Reproduce the whole listing, character for character.

** start of ITEMS **

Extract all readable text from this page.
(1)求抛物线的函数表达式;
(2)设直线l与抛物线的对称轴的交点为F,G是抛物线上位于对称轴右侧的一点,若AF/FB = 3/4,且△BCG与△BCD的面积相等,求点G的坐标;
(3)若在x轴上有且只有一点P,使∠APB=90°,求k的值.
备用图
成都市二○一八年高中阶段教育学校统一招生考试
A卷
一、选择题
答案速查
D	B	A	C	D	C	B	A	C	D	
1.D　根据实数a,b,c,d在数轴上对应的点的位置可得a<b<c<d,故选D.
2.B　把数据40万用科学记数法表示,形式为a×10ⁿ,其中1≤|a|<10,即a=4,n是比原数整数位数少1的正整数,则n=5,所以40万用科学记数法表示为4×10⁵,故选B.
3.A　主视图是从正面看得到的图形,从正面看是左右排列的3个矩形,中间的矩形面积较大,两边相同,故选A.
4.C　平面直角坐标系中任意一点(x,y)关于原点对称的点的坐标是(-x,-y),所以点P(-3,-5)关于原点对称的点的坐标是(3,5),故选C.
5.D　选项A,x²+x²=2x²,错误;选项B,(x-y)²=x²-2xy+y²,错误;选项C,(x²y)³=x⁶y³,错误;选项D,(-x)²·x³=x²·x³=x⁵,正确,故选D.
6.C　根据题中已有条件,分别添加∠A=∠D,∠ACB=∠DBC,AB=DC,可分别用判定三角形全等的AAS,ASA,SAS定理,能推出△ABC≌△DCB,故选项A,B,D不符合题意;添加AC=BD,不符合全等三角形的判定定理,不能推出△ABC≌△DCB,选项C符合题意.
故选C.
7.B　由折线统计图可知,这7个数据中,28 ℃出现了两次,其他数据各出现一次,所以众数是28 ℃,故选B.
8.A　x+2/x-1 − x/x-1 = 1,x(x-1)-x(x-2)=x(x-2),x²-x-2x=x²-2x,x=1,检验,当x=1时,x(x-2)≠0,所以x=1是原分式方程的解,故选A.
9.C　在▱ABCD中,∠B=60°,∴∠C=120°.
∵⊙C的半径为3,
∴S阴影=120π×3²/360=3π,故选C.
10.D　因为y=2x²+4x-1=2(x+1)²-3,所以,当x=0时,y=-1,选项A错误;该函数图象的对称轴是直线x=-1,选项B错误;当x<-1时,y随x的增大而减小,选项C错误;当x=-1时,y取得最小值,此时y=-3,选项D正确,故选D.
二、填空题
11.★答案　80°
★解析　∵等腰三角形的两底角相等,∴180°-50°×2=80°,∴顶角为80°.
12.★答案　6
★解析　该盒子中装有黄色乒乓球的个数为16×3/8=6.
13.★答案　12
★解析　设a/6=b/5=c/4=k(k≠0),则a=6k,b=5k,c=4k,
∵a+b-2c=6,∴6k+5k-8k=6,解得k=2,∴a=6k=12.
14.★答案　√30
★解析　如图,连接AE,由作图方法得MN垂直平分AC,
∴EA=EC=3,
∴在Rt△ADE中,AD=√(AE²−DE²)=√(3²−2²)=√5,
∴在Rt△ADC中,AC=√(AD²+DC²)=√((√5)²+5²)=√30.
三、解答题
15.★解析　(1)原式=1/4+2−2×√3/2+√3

** end of ITEMS **

OUTPUT OF THE TASK:
Extract all readable text from this page.
(1)求抛物线的函数表达式;
(2)设直线l与抛物线的对称轴的交点为F,G是抛物线上位于对称轴右侧的一点,若AF/FB = 3/4,且△BCG与△BCD的面积相等,求点G的坐标;
(3)若在x轴上有且只有一点P,使∠APB=90°,求k的值.
备用图
成都市二○一八年高中阶段教育学校统一招生考试
A卷
一、选择题
答案速查
D	B	A	C	D	C	B	A	C	D	
1.D　根据实数a,b,c,d在数轴上对应的点的位置可得a<b<c<d,故选D.
2.B　把数据40万用科学记数法表示,形式为a×10ⁿ,其中1≤|a|<10,即a=4,n是比原数整数位数少1的正整数,则n=5,所以40万用科学记数法表示为4×10⁵,故选B.
3.A　主视图是从正面看得到的图形,从正面看是左右排列的3个矩形,中间的矩形面积较大,两边相同,故选A.
4.C　平面直角坐标系中任意一点(x,y)关于原点对称的点的坐标是(-x,-y),所以点P(-3,-5)关于原点对称的点的坐标是(3,5),故选C.
5.D　选项A,x²+x²=2x²,错误;选项B,(x-y)²=x²-2xy+y²,错误;选项C,(x²y)³=x⁶y³,错误;选项D,(-x)²·x³=x²·x³=x⁵,正确,故选D.
6.C　根据题中已有条件,分别添加∠A=∠D,∠ACB=∠DBC,AB=DC,可分别用判定三角形全等的AAS,ASA,SAS定理,能推出△ABC≌△DCB,故选项A,B,D不符合题意;添加AC=BD,不符合全等三角形的判定定理,不能推出△ABC≌△DCB,选项C符合题意.
故选C.
7.B　由折线统计图可知,这7个数据中,28 ℃出现了两次,其他数据各出现一次,所以众数是28 ℃,故选B.
8.A　x+2/x-1 − x/x-1 = 1,x(x-1)-x(x-2)=x(x-2),x²-x-2x=x²-2x,x=1,检验,当x=1时,x(x-2)≠0,所以x=1是原分式方程的解,故选A.
9.C　在▱ABCD中,∠B=60°,∴∠C=120°.
∵⊙C的半径为3,
∴S阴影=120π×3²/360=3π,故选C.
10.D　因为y=2x²+4x-1=2(x+1)²-3,所以,当x=0时,y=-1,选项A错误;该函数图象的对称轴是直线x=-1,选项B错误;当x<-1时,y随x的增大而减小,选项C错误;当x=-1时,y取得最小值,此时y=-3,选项D正确,故选D.
二、填空题
11.★答案　80°
★解析　∵等腰三角形的两底角相等,∴180°-50°×2=80°,∴顶角为80°.
12.★答案　6
★解析　该盒子中装有黄色乒乓球的个数为16×3/8=6.
13.★答案　12
★解析　设a/6=b/5=c/4=k(k≠0),则a=6k,b=5k,c=4k,
∵a+b-2c=6,∴6k+5k-8k=6,解得k=2,∴a=6k=12.
14.★答案　√30
★解析　如图,连接AE,由作图方法得MN垂直平分AC,
∴EA=EC=3,
∴在Rt△ADE中,AD=√(AE²−DE²)=√(3²−2²)=√5,
∴在Rt△ADC中,AC=√(AD²+DC²)=√((√5)²+5²)=√30.
三、解答题
15.★解析　(1)原式=1/4+2−2×√3/2+√3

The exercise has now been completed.